- Task: Repeat the records verbatim and leave the pictures out of your copy.

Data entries
━━━━━━
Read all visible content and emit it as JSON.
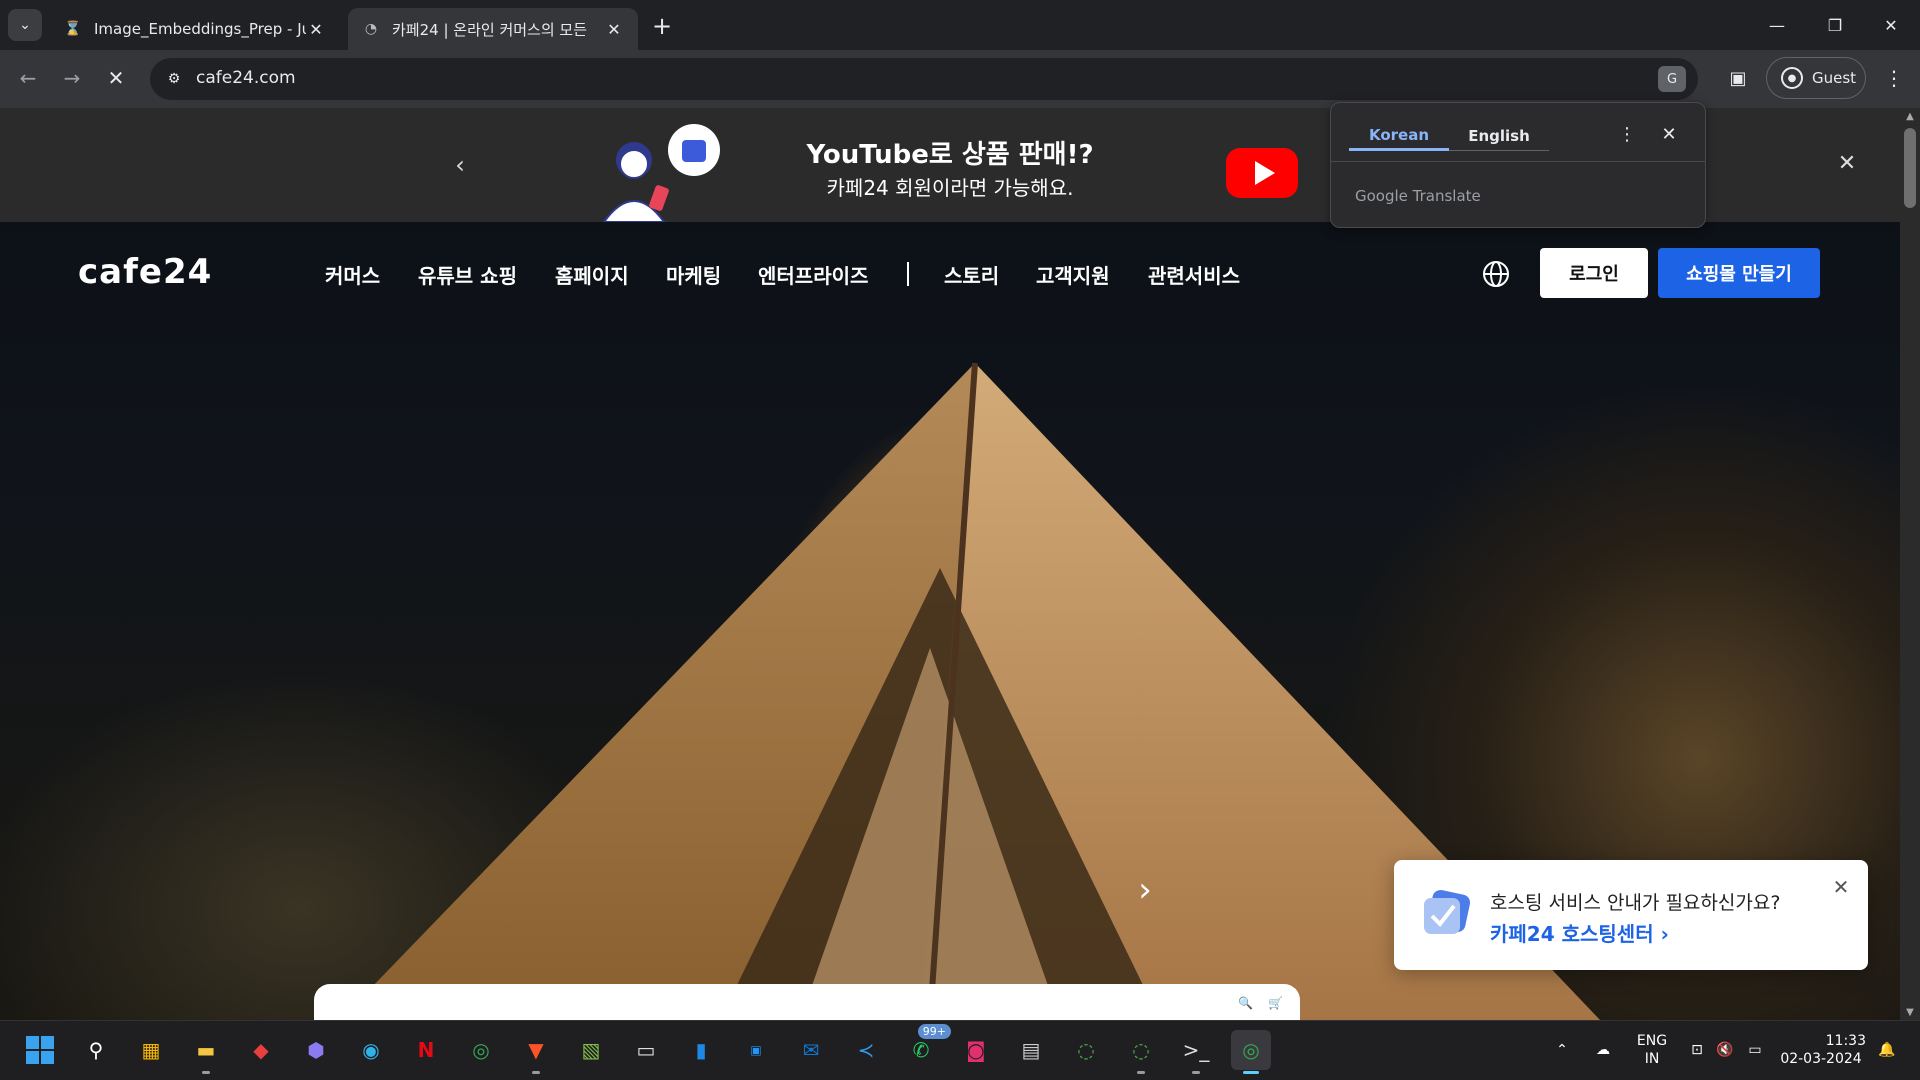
{
  "browser": {
    "tabs": [
      {
        "title": "Image_Embeddings_Prep - Jupy",
        "favicon": "hourglass-icon",
        "active": false
      },
      {
        "title": "카페24 | 온라인 커머스의 모든",
        "favicon": "loading-icon",
        "active": true
      }
    ],
    "url": "cafe24.com",
    "profile_label": "Guest"
  },
  "translate_popup": {
    "source_lang": "Korean",
    "target_lang": "English",
    "brand": "Google Translate"
  },
  "banner": {
    "title": "YouTube로 상품 판매!?",
    "subtitle": "카페24 회원이라면 가능해요."
  },
  "site": {
    "logo": "cafe24",
    "nav": [
      "커머스",
      "유튜브 쇼핑",
      "홈페이지",
      "마케팅",
      "엔터프라이즈",
      "스토리",
      "고객지원",
      "관련서비스"
    ],
    "login_label": "로그인",
    "create_label": "쇼핑몰 만들기"
  },
  "hosting_popup": {
    "question": "호스팅 서비스 안내가 필요하신가요?",
    "link": "카페24 호스팅센터"
  },
  "taskbar": {
    "whatsapp_badge": "99+",
    "lang_line1": "ENG",
    "lang_line2": "IN",
    "time": "11:33",
    "date": "02-03-2024"
  },
  "colors": {
    "accent_blue": "#1d63e6",
    "youtube_red": "#ff0000",
    "chrome_dark": "#202124"
  }
}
━━━━━━
- Solution for this exercise:
Read all visible content and emit it as JSON.
{
  "browser": {
    "tabs": [
      {
        "title": "Image_Embeddings_Prep - Jupy",
        "favicon": "hourglass-icon",
        "active": false
      },
      {
        "title": "카페24 | 온라인 커머스의 모든",
        "favicon": "loading-icon",
        "active": true
      }
    ],
    "url": "cafe24.com",
    "profile_label": "Guest"
  },
  "translate_popup": {
    "source_lang": "Korean",
    "target_lang": "English",
    "brand": "Google Translate"
  },
  "banner": {
    "title": "YouTube로 상품 판매!?",
    "subtitle": "카페24 회원이라면 가능해요."
  },
  "site": {
    "logo": "cafe24",
    "nav": [
      "커머스",
      "유튜브 쇼핑",
      "홈페이지",
      "마케팅",
      "엔터프라이즈",
      "스토리",
      "고객지원",
      "관련서비스"
    ],
    "login_label": "로그인",
    "create_label": "쇼핑몰 만들기"
  },
  "hosting_popup": {
    "question": "호스팅 서비스 안내가 필요하신가요?",
    "link": "카페24 호스팅센터"
  },
  "taskbar": {
    "whatsapp_badge": "99+",
    "lang_line1": "ENG",
    "lang_line2": "IN",
    "time": "11:33",
    "date": "02-03-2024"
  },
  "colors": {
    "accent_blue": "#1d63e6",
    "youtube_red": "#ff0000",
    "chrome_dark": "#202124"
  }
}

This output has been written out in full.